_The problem_
Count how many lines hold the word "icon" and give that number as the whole answer.

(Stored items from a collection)
>> Start

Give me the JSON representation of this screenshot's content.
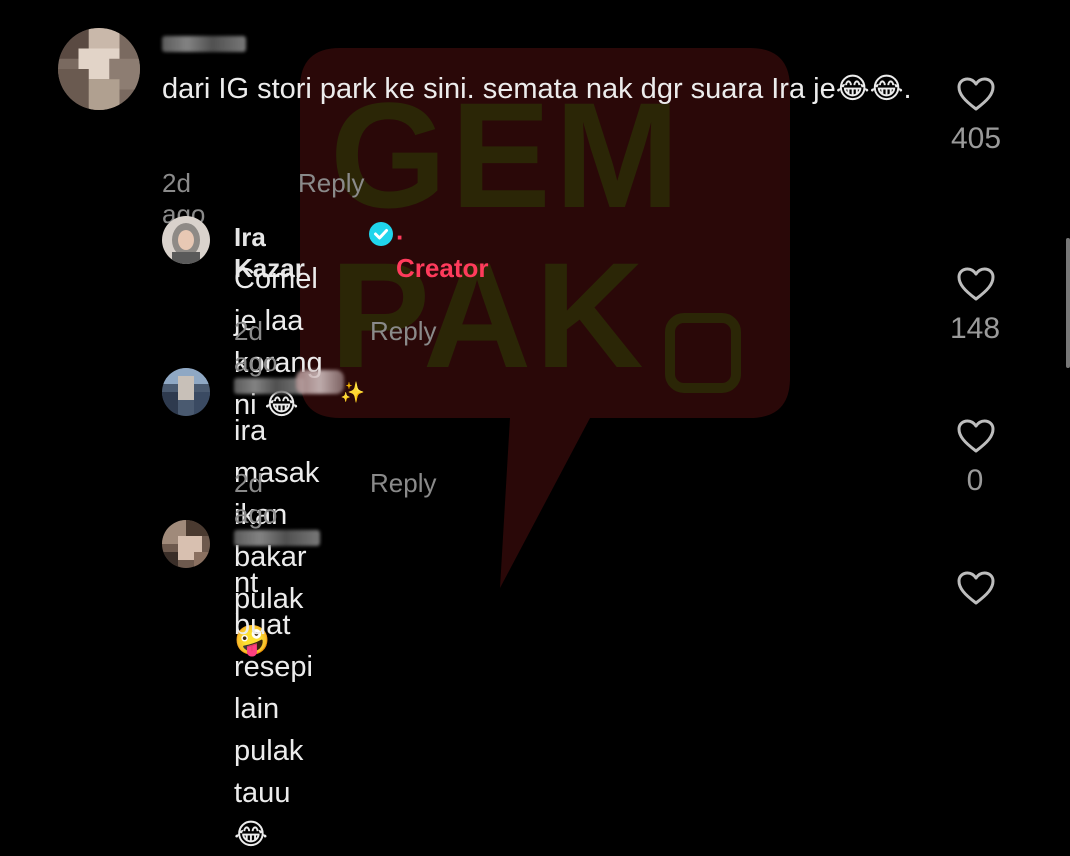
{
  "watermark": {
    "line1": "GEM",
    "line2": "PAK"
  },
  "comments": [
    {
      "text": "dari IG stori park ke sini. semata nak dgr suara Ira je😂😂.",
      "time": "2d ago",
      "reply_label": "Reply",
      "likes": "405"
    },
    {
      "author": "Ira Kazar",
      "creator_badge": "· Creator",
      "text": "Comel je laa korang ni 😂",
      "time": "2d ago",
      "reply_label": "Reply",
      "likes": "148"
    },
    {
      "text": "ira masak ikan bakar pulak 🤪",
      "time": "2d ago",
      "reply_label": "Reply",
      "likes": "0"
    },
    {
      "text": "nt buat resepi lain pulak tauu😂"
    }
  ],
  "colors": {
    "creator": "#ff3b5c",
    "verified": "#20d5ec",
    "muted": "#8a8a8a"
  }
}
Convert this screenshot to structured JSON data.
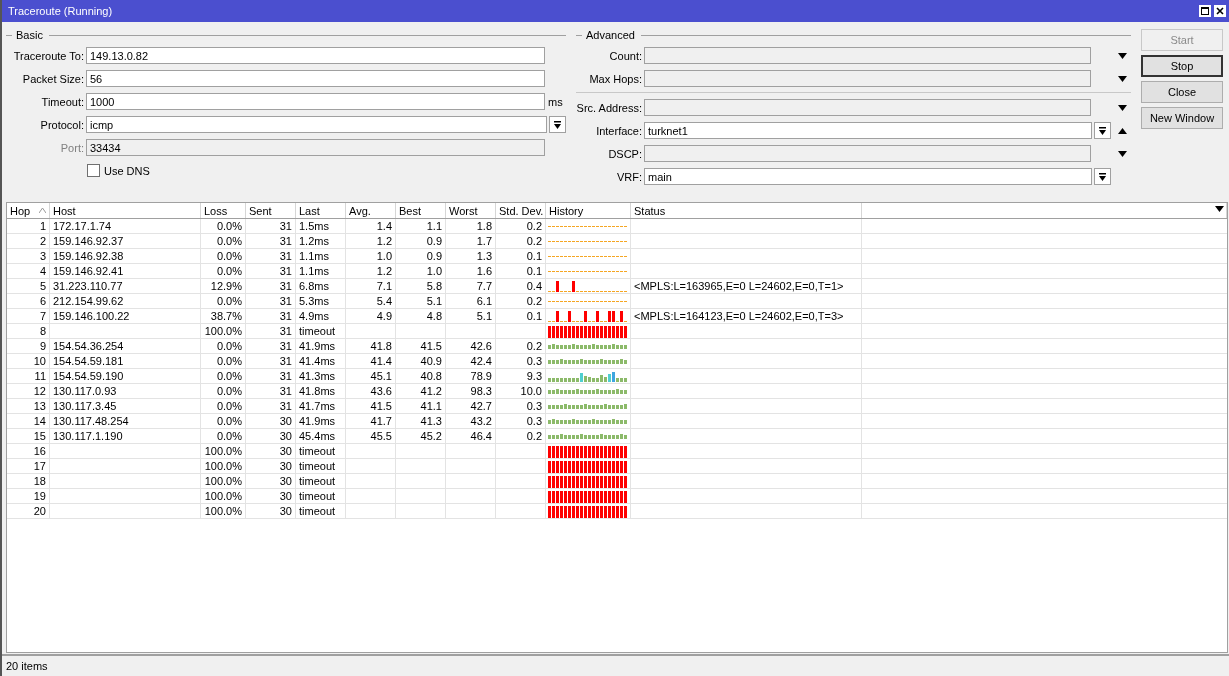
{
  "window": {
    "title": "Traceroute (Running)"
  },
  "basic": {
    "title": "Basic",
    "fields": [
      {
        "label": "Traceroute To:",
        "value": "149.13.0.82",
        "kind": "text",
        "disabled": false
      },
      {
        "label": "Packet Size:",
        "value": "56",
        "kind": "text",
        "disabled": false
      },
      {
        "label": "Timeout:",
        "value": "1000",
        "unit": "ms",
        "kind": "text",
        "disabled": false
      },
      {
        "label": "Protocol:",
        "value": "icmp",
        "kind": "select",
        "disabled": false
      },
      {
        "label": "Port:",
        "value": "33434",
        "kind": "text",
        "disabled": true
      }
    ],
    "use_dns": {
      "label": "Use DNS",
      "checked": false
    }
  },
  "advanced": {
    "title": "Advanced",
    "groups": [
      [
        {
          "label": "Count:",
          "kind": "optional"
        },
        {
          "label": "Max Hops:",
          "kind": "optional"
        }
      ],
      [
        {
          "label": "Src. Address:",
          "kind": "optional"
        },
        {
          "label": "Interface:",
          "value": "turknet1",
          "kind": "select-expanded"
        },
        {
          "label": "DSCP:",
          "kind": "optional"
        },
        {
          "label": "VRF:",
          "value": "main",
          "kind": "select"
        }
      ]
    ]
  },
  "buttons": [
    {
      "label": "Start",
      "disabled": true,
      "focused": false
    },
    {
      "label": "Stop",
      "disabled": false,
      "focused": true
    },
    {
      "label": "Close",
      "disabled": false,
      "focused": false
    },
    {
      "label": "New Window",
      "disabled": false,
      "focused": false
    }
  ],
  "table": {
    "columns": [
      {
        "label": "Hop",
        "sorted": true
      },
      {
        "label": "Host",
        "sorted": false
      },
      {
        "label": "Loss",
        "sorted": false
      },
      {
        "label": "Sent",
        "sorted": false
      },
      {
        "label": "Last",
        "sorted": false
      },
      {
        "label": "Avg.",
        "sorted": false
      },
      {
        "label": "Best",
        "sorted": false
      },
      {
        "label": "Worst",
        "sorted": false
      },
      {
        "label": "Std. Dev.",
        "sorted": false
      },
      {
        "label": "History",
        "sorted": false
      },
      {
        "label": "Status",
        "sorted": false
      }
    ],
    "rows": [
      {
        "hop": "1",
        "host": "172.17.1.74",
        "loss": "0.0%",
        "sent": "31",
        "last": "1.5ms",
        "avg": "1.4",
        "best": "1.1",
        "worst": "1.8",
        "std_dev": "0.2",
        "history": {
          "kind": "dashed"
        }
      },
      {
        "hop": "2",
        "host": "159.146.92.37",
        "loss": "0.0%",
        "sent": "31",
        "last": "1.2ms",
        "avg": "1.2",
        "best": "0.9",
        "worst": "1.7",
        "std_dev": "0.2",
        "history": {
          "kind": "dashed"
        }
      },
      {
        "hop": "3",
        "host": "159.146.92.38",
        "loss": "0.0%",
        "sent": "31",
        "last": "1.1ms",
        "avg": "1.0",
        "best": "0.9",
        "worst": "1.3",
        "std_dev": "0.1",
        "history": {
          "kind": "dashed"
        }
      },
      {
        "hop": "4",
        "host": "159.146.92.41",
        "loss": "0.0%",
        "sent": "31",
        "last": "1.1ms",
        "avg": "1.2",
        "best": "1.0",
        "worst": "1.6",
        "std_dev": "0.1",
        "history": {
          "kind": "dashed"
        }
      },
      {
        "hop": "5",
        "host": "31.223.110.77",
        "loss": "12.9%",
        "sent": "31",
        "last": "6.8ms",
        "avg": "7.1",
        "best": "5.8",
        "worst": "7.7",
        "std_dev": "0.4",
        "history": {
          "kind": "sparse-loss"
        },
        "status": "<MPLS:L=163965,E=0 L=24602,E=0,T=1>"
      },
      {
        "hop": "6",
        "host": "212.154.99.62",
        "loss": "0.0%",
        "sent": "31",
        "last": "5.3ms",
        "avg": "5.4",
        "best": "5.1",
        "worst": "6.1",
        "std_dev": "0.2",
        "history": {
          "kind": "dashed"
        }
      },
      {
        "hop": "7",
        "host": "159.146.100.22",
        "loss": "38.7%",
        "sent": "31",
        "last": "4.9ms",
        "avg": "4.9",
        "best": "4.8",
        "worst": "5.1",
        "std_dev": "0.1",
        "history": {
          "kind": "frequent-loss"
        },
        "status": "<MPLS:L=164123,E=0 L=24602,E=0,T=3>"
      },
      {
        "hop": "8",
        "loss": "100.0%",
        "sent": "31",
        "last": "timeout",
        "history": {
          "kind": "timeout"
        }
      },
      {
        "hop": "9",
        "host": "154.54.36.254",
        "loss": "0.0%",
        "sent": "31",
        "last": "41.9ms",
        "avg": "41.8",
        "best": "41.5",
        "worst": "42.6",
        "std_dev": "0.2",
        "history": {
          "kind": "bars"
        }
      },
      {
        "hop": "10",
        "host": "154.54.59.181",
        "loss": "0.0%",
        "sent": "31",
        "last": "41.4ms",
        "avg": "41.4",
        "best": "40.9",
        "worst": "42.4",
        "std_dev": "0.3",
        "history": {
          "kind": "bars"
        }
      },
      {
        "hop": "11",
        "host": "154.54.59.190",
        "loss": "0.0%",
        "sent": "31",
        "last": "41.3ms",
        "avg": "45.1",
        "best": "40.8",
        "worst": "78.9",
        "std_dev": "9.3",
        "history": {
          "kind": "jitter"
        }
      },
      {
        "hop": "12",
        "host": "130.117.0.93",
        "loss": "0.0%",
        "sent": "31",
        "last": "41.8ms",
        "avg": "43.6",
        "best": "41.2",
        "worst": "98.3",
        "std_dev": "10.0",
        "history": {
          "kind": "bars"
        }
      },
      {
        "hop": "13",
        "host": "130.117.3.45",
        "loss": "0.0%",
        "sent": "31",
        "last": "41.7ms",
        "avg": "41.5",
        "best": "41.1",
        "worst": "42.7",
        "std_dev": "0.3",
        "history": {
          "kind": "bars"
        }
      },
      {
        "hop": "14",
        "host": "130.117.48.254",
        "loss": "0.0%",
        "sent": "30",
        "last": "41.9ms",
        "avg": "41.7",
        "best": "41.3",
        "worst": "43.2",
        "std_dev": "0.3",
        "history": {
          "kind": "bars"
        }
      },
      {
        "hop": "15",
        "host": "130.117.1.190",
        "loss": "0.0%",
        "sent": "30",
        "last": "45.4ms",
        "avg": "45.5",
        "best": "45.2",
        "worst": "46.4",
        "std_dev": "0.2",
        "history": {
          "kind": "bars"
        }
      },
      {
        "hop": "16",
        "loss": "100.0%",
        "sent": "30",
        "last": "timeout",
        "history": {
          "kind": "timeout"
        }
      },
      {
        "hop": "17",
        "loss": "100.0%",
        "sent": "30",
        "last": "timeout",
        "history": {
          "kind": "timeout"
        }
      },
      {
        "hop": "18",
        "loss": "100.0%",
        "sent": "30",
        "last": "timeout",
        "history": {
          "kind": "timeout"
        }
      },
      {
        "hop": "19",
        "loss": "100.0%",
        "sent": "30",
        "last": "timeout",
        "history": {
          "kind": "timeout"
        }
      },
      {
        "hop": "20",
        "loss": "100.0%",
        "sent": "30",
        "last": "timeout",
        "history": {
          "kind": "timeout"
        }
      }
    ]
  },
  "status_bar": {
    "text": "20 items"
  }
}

>> End
>> Start

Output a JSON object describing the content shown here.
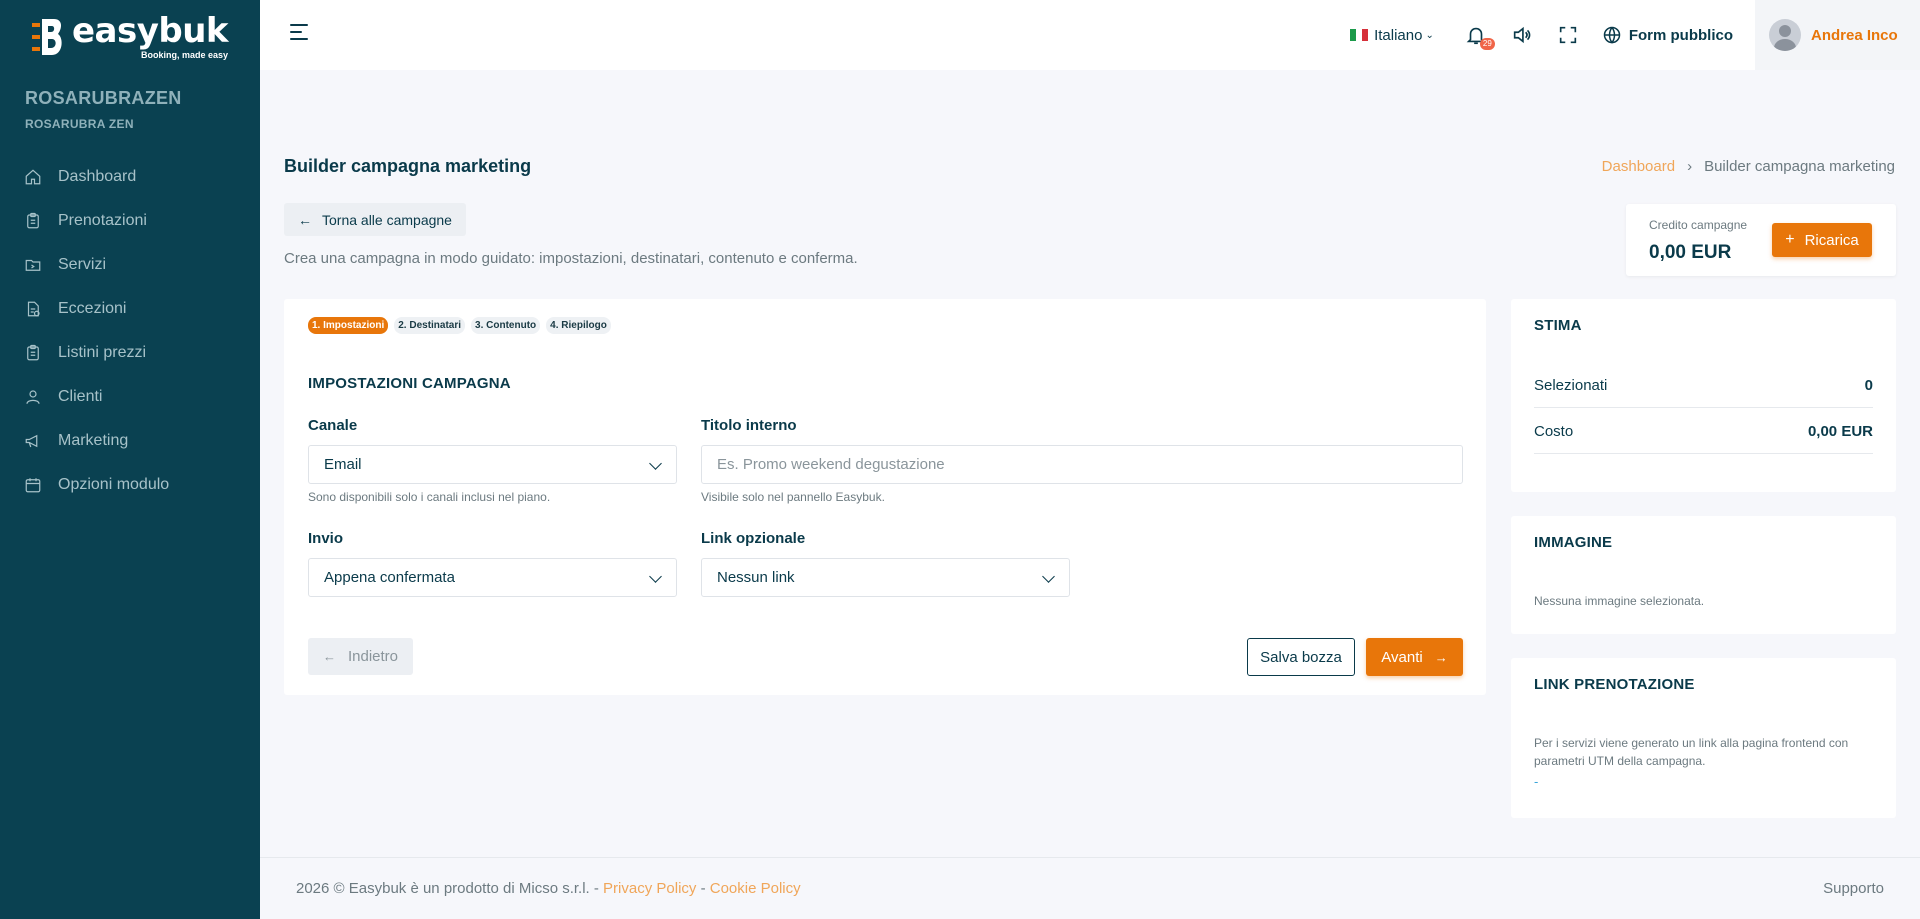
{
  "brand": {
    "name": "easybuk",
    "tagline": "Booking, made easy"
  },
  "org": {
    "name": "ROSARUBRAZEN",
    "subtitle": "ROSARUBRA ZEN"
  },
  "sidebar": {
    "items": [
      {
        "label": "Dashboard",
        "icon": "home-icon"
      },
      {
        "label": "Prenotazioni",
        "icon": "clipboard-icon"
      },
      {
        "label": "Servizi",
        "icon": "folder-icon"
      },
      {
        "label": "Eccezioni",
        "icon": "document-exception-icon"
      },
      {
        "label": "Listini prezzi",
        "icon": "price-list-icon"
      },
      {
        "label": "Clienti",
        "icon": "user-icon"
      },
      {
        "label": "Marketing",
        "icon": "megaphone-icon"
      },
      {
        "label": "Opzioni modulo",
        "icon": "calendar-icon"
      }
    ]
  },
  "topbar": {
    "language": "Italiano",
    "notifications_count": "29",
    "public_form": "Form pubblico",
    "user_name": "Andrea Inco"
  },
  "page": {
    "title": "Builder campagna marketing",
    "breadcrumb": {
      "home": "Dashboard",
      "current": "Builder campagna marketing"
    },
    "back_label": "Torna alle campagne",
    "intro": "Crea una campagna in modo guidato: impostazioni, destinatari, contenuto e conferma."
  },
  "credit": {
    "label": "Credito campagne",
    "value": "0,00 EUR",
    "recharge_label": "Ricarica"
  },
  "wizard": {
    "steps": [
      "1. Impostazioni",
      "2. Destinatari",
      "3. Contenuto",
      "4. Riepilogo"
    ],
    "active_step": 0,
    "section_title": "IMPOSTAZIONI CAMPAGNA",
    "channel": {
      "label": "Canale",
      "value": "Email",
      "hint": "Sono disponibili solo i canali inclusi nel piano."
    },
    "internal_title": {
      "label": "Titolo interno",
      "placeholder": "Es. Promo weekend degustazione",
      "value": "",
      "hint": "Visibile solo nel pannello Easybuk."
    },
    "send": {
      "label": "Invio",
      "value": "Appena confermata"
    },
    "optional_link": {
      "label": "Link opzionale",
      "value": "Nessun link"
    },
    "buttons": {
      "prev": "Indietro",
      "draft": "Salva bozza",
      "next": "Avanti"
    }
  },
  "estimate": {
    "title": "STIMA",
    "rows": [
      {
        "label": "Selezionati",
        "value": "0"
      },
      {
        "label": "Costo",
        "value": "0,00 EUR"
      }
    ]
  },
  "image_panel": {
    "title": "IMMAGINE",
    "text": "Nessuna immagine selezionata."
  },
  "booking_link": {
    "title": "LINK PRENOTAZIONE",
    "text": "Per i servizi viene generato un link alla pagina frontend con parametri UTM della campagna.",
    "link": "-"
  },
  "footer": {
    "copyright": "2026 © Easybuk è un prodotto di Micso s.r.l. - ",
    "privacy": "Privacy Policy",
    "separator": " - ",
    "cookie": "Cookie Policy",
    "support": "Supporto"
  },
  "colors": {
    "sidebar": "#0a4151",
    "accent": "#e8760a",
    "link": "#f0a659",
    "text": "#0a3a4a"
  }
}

>> End

_Solution below_
8